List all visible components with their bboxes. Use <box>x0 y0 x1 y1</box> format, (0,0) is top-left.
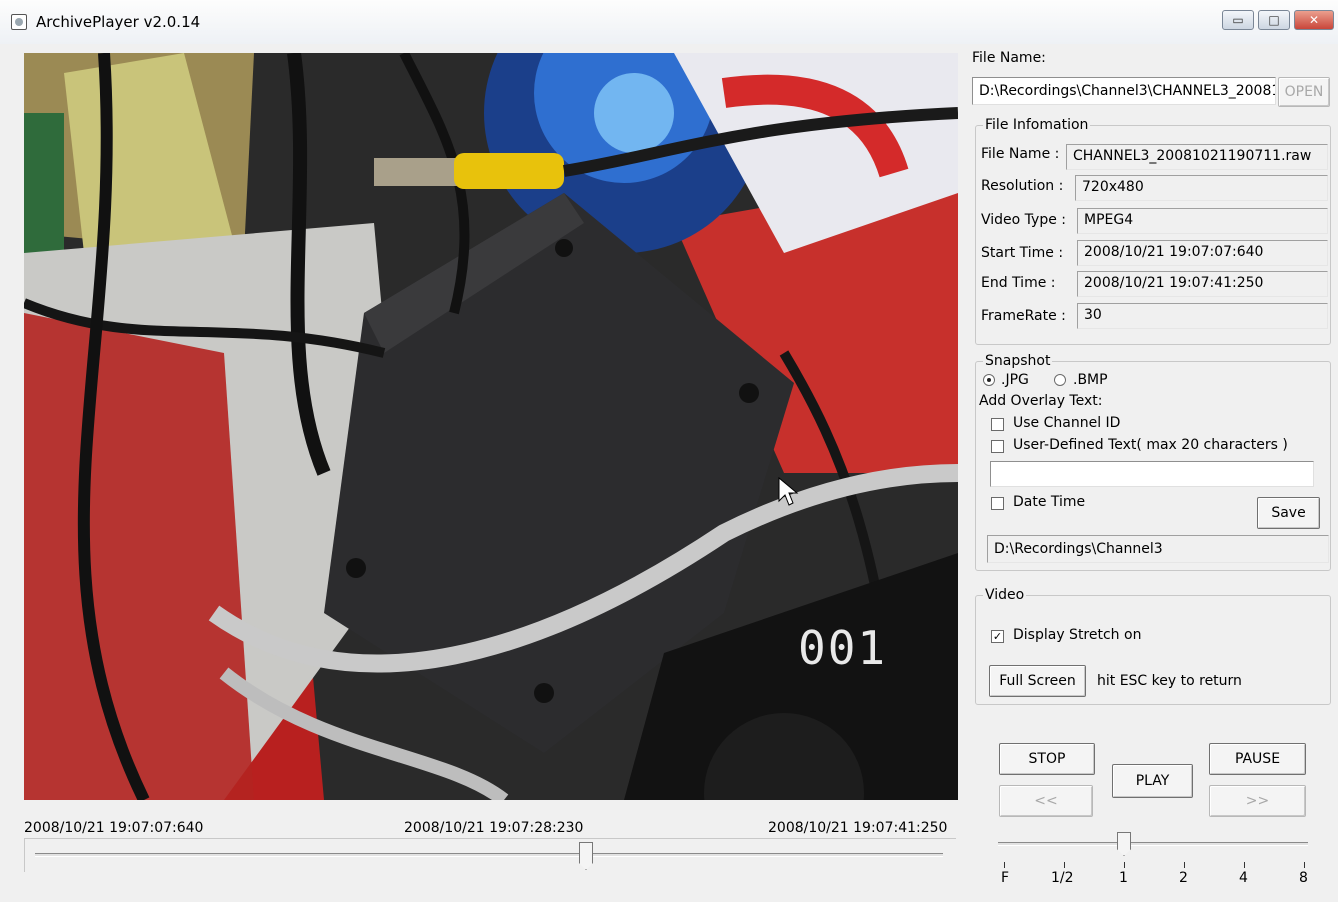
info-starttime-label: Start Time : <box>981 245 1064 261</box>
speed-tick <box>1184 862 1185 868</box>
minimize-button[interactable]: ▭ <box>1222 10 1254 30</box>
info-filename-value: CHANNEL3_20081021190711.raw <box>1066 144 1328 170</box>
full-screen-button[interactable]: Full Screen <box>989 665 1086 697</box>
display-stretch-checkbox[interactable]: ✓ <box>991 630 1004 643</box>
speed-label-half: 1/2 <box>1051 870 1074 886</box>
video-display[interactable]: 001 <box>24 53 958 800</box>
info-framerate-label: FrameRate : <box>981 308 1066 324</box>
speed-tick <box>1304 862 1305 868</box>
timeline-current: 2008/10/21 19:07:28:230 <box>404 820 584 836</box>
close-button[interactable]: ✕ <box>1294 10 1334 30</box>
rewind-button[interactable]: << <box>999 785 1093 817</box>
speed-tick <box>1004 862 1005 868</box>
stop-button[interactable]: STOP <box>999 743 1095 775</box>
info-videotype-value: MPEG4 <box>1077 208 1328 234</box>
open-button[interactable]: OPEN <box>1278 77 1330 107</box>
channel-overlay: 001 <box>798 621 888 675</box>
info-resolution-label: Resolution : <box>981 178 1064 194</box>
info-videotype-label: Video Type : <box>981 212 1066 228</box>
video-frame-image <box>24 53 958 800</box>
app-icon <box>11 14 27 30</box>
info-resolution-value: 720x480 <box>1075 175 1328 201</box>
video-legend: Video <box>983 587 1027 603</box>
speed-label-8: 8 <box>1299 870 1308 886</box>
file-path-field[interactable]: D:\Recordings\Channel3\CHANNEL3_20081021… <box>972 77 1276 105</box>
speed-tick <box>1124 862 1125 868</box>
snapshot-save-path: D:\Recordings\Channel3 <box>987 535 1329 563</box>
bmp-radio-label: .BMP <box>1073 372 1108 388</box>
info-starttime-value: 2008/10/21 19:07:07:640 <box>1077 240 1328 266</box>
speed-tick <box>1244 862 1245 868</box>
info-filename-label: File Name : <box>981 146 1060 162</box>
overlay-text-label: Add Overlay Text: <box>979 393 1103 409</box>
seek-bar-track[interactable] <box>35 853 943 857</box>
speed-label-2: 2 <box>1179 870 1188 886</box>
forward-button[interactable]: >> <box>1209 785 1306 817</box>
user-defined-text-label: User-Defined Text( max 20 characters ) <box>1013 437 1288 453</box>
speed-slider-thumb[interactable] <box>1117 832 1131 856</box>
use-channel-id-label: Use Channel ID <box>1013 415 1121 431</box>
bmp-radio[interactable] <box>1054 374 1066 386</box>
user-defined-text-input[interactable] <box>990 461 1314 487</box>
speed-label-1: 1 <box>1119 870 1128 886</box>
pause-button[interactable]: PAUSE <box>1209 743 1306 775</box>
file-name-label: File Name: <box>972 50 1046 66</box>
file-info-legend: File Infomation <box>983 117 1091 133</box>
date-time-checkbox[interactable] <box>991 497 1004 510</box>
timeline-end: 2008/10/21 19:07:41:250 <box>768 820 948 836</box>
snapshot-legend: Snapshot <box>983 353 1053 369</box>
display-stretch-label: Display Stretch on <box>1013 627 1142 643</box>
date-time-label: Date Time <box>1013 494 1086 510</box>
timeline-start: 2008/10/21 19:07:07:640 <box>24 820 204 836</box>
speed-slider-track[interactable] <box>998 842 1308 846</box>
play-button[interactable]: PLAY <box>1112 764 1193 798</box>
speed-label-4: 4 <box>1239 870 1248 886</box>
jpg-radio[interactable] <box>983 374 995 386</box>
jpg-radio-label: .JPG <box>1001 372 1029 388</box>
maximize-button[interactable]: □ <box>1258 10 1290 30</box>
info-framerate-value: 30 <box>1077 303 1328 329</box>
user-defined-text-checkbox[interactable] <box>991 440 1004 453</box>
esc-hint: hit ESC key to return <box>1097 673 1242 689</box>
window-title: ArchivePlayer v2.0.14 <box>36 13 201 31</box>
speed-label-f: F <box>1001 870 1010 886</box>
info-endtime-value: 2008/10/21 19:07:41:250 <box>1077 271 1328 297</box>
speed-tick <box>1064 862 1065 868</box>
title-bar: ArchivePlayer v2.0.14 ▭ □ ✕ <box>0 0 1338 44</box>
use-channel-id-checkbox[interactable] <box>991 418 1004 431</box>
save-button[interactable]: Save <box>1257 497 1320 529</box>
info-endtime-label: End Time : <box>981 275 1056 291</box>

- - -

Short exercise:
Please copy out the lines of the records exactly, starting with the line that contains "info-starttime-label: Start Time" and going on through the line that contains "info-videotype-value: MPEG4 <box>1077".

Solved problem:
info-starttime-label: Start Time : <box>981 245 1064 261</box>
speed-tick <box>1184 862 1185 868</box>
minimize-button[interactable]: ▭ <box>1222 10 1254 30</box>
info-filename-value: CHANNEL3_20081021190711.raw <box>1066 144 1328 170</box>
full-screen-button[interactable]: Full Screen <box>989 665 1086 697</box>
display-stretch-checkbox[interactable]: ✓ <box>991 630 1004 643</box>
speed-label-half: 1/2 <box>1051 870 1074 886</box>
video-display[interactable]: 001 <box>24 53 958 800</box>
info-framerate-label: FrameRate : <box>981 308 1066 324</box>
speed-tick <box>1304 862 1305 868</box>
timeline-current: 2008/10/21 19:07:28:230 <box>404 820 584 836</box>
close-button[interactable]: ✕ <box>1294 10 1334 30</box>
rewind-button[interactable]: << <box>999 785 1093 817</box>
speed-tick <box>1004 862 1005 868</box>
stop-button[interactable]: STOP <box>999 743 1095 775</box>
info-videotype-value: MPEG4 <box>1077 208 1328 234</box>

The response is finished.